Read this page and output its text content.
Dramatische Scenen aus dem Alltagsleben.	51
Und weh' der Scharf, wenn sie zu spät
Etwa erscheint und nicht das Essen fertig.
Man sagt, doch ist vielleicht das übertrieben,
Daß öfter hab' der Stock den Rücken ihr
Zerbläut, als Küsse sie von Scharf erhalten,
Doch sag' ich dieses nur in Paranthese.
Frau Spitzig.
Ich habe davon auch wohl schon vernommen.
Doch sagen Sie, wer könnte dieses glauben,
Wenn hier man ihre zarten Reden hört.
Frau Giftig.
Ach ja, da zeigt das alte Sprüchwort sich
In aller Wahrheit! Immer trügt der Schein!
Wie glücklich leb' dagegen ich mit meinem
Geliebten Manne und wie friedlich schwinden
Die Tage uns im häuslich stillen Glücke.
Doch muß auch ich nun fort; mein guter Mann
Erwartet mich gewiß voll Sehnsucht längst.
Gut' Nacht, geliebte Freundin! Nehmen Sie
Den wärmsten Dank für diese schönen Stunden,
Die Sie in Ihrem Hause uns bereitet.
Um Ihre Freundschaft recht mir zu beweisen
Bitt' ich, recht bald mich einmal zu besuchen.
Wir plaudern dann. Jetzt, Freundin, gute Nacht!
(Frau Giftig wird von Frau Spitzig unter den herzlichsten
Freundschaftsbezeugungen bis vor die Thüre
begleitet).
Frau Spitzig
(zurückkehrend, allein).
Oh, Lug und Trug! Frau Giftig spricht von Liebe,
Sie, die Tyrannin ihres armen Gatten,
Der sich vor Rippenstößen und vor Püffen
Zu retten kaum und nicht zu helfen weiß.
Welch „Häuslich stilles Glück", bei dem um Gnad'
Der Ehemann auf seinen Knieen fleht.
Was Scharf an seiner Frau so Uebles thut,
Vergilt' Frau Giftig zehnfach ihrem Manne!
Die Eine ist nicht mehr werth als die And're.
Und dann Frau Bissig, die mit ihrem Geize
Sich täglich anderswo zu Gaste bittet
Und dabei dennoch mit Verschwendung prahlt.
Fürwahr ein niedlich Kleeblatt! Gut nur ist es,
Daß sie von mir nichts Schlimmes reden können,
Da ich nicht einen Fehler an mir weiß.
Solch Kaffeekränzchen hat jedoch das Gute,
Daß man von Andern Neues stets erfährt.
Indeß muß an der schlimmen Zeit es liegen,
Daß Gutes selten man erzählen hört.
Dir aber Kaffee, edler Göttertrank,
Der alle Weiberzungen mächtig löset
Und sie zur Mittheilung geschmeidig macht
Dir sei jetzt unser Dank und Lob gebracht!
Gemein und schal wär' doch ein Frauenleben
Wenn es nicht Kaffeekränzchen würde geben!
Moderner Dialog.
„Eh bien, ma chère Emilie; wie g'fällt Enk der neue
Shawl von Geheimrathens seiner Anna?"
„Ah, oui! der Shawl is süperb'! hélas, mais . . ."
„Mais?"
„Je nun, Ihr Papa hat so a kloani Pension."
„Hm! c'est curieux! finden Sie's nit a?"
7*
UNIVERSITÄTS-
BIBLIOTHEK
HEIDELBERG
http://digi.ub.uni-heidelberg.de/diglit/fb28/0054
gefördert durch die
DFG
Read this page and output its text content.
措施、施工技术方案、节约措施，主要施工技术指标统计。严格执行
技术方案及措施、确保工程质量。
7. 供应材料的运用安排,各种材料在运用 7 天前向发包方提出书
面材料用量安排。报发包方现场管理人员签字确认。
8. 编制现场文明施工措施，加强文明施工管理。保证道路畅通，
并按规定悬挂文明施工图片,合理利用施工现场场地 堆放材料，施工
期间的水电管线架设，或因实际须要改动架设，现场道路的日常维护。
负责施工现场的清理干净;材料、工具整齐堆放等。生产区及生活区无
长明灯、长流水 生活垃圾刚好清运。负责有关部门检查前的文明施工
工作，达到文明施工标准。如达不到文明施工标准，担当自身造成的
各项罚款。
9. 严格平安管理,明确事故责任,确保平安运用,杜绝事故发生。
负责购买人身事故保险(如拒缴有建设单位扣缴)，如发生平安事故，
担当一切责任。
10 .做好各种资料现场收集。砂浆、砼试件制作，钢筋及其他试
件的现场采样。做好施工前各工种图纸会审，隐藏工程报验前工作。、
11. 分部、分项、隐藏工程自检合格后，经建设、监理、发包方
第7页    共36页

- - -

All lines above containing the string "auch" are to be collected.

◆ Response below:
Ich habe davon auch wohl schon vernommen.
Doch muß auch ich nun fort; mein guter Mann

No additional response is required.